___ EXTRACTED INFORMATION

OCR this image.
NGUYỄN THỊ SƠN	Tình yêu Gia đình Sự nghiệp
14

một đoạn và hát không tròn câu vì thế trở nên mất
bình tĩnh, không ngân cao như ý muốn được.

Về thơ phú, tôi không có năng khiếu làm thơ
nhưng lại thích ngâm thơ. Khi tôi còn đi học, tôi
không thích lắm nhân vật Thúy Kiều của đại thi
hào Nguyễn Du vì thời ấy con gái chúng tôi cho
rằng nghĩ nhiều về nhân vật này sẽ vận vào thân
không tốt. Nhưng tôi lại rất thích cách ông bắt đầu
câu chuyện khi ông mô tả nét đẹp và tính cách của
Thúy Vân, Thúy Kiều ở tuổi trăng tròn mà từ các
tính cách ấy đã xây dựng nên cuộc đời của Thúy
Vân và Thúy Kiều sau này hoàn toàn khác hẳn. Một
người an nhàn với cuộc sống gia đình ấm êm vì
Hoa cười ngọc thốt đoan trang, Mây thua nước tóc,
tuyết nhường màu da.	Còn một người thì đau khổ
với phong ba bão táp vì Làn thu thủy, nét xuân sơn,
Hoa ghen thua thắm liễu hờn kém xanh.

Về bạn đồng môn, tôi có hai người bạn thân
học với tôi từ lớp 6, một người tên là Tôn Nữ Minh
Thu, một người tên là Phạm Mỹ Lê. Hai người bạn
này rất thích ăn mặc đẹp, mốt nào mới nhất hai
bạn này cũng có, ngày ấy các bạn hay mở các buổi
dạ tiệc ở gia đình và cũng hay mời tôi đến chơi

______

Quote the data above in full, changing nothing.

### SOLUTION TO THE EXERCISE
OCR this image.
NGUYỄN THỊ SƠN	Tình yêu Gia đình Sự nghiệp
14

một đoạn và hát không tròn câu vì thế trở nên mất
bình tĩnh, không ngân cao như ý muốn được.

Về thơ phú, tôi không có năng khiếu làm thơ
nhưng lại thích ngâm thơ. Khi tôi còn đi học, tôi
không thích lắm nhân vật Thúy Kiều của đại thi
hào Nguyễn Du vì thời ấy con gái chúng tôi cho
rằng nghĩ nhiều về nhân vật này sẽ vận vào thân
không tốt. Nhưng tôi lại rất thích cách ông bắt đầu
câu chuyện khi ông mô tả nét đẹp và tính cách của
Thúy Vân, Thúy Kiều ở tuổi trăng tròn mà từ các
tính cách ấy đã xây dựng nên cuộc đời của Thúy
Vân và Thúy Kiều sau này hoàn toàn khác hẳn. Một
người an nhàn với cuộc sống gia đình ấm êm vì
Hoa cười ngọc thốt đoan trang, Mây thua nước tóc,
tuyết nhường màu da.	Còn một người thì đau khổ
với phong ba bão táp vì Làn thu thủy, nét xuân sơn,
Hoa ghen thua thắm liễu hờn kém xanh.

Về bạn đồng môn, tôi có hai người bạn thân
học với tôi từ lớp 6, một người tên là Tôn Nữ Minh
Thu, một người tên là Phạm Mỹ Lê. Hai người bạn
này rất thích ăn mặc đẹp, mốt nào mới nhất hai
bạn này cũng có, ngày ấy các bạn hay mở các buổi
dạ tiệc ở gia đình và cũng hay mời tôi đến chơi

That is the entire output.